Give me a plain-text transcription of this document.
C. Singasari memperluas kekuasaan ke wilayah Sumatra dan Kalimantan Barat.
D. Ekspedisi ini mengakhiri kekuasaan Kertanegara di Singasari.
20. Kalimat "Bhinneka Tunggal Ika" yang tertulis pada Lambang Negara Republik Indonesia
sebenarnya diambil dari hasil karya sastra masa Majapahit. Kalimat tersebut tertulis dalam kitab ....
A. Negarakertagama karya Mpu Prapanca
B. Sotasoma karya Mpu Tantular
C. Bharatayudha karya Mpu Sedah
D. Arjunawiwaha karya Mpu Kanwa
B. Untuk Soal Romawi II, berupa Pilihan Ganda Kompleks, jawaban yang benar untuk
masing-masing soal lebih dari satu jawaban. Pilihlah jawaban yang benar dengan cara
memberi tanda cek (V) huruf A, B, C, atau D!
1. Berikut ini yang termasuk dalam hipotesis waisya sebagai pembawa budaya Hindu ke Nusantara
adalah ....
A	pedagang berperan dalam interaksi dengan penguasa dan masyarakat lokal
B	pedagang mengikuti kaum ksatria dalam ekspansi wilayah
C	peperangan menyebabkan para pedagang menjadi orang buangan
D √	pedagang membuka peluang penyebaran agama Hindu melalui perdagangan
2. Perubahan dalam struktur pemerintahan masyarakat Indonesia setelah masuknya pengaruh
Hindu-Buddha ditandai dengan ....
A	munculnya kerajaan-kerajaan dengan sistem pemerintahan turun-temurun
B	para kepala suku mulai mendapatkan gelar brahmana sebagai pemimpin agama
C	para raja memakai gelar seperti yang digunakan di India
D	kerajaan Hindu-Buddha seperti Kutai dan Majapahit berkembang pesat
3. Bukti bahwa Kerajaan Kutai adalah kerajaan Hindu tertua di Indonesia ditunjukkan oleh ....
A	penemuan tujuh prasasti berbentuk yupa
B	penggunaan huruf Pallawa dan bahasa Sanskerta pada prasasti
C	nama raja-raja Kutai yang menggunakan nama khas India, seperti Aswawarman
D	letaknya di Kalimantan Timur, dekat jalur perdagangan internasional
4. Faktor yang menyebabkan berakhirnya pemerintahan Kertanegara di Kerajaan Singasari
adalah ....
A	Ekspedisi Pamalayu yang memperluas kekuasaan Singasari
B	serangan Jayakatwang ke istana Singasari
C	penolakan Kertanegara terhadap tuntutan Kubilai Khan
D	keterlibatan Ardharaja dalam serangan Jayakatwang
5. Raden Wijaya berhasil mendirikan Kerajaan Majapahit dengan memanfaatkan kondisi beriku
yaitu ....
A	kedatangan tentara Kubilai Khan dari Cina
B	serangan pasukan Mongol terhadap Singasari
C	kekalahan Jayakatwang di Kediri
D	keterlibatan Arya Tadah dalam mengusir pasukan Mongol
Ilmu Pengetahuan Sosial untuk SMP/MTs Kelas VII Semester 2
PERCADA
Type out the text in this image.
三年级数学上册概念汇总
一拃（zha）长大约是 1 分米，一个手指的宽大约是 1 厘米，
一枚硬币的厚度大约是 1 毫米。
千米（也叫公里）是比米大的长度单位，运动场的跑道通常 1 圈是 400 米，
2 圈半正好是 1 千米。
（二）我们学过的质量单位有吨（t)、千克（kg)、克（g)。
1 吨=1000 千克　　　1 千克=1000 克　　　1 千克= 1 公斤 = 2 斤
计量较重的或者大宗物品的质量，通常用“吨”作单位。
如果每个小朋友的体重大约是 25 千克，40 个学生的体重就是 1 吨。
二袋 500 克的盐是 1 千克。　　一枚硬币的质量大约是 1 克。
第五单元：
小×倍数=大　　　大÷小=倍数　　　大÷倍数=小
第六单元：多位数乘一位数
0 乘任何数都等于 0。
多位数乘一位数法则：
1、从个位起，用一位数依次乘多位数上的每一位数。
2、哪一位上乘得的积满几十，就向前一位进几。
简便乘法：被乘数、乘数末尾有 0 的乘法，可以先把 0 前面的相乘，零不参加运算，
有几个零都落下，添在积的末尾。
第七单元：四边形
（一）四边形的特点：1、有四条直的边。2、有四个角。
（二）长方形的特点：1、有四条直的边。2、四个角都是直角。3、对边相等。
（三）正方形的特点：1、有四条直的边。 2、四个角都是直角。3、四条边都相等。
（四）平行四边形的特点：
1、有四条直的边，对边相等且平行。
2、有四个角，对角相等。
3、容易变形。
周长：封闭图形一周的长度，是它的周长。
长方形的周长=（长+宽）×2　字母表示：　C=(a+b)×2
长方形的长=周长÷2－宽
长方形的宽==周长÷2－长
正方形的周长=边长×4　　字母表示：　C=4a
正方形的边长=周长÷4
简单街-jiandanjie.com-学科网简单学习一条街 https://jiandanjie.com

**Given task**
Copy the records above exactly as they appear.

**Response**
Give me a plain-text transcription of this document.
C. Singasari memperluas kekuasaan ke wilayah Sumatra dan Kalimantan Barat.
D. Ekspedisi ini mengakhiri kekuasaan Kertanegara di Singasari.
20. Kalimat "Bhinneka Tunggal Ika" yang tertulis pada Lambang Negara Republik Indonesia
sebenarnya diambil dari hasil karya sastra masa Majapahit. Kalimat tersebut tertulis dalam kitab ....
A. Negarakertagama karya Mpu Prapanca
B. Sotasoma karya Mpu Tantular
C. Bharatayudha karya Mpu Sedah
D. Arjunawiwaha karya Mpu Kanwa
B. Untuk Soal Romawi II, berupa Pilihan Ganda Kompleks, jawaban yang benar untuk
masing-masing soal lebih dari satu jawaban. Pilihlah jawaban yang benar dengan cara
memberi tanda cek (V) huruf A, B, C, atau D!
1. Berikut ini yang termasuk dalam hipotesis waisya sebagai pembawa budaya Hindu ke Nusantara
adalah ....
A	pedagang berperan dalam interaksi dengan penguasa dan masyarakat lokal
B	pedagang mengikuti kaum ksatria dalam ekspansi wilayah
C	peperangan menyebabkan para pedagang menjadi orang buangan
D √	pedagang membuka peluang penyebaran agama Hindu melalui perdagangan
2. Perubahan dalam struktur pemerintahan masyarakat Indonesia setelah masuknya pengaruh
Hindu-Buddha ditandai dengan ....
A	munculnya kerajaan-kerajaan dengan sistem pemerintahan turun-temurun
B	para kepala suku mulai mendapatkan gelar brahmana sebagai pemimpin agama
C	para raja memakai gelar seperti yang digunakan di India
D	kerajaan Hindu-Buddha seperti Kutai dan Majapahit berkembang pesat
3. Bukti bahwa Kerajaan Kutai adalah kerajaan Hindu tertua di Indonesia ditunjukkan oleh ....
A	penemuan tujuh prasasti berbentuk yupa
B	penggunaan huruf Pallawa dan bahasa Sanskerta pada prasasti
C	nama raja-raja Kutai yang menggunakan nama khas India, seperti Aswawarman
D	letaknya di Kalimantan Timur, dekat jalur perdagangan internasional
4. Faktor yang menyebabkan berakhirnya pemerintahan Kertanegara di Kerajaan Singasari
adalah ....
A	Ekspedisi Pamalayu yang memperluas kekuasaan Singasari
B	serangan Jayakatwang ke istana Singasari
C	penolakan Kertanegara terhadap tuntutan Kubilai Khan
D	keterlibatan Ardharaja dalam serangan Jayakatwang
5. Raden Wijaya berhasil mendirikan Kerajaan Majapahit dengan memanfaatkan kondisi beriku
yaitu ....
A	kedatangan tentara Kubilai Khan dari Cina
B	serangan pasukan Mongol terhadap Singasari
C	kekalahan Jayakatwang di Kediri
D	keterlibatan Arya Tadah dalam mengusir pasukan Mongol
Ilmu Pengetahuan Sosial untuk SMP/MTs Kelas VII Semester 2
PERCADA
Type out the text in this image.
三年级数学上册概念汇总
一拃（zha）长大约是 1 分米，一个手指的宽大约是 1 厘米，
一枚硬币的厚度大约是 1 毫米。
千米（也叫公里）是比米大的长度单位，运动场的跑道通常 1 圈是 400 米，
2 圈半正好是 1 千米。
（二）我们学过的质量单位有吨（t)、千克（kg)、克（g)。
1 吨=1000 千克　　　1 千克=1000 克　　　1 千克= 1 公斤 = 2 斤
计量较重的或者大宗物品的质量，通常用“吨”作单位。
如果每个小朋友的体重大约是 25 千克，40 个学生的体重就是 1 吨。
二袋 500 克的盐是 1 千克。　　一枚硬币的质量大约是 1 克。
第五单元：
小×倍数=大　　　大÷小=倍数　　　大÷倍数=小
第六单元：多位数乘一位数
0 乘任何数都等于 0。
多位数乘一位数法则：
1、从个位起，用一位数依次乘多位数上的每一位数。
2、哪一位上乘得的积满几十，就向前一位进几。
简便乘法：被乘数、乘数末尾有 0 的乘法，可以先把 0 前面的相乘，零不参加运算，
有几个零都落下，添在积的末尾。
第七单元：四边形
（一）四边形的特点：1、有四条直的边。2、有四个角。
（二）长方形的特点：1、有四条直的边。2、四个角都是直角。3、对边相等。
（三）正方形的特点：1、有四条直的边。 2、四个角都是直角。3、四条边都相等。
（四）平行四边形的特点：
1、有四条直的边，对边相等且平行。
2、有四个角，对角相等。
3、容易变形。
周长：封闭图形一周的长度，是它的周长。
长方形的周长=（长+宽）×2　字母表示：　C=(a+b)×2
长方形的长=周长÷2－宽
长方形的宽==周长÷2－长
正方形的周长=边长×4　　字母表示：　C=4a
正方形的边长=周长÷4
简单街-jiandanjie.com-学科网简单学习一条街 https://jiandanjie.com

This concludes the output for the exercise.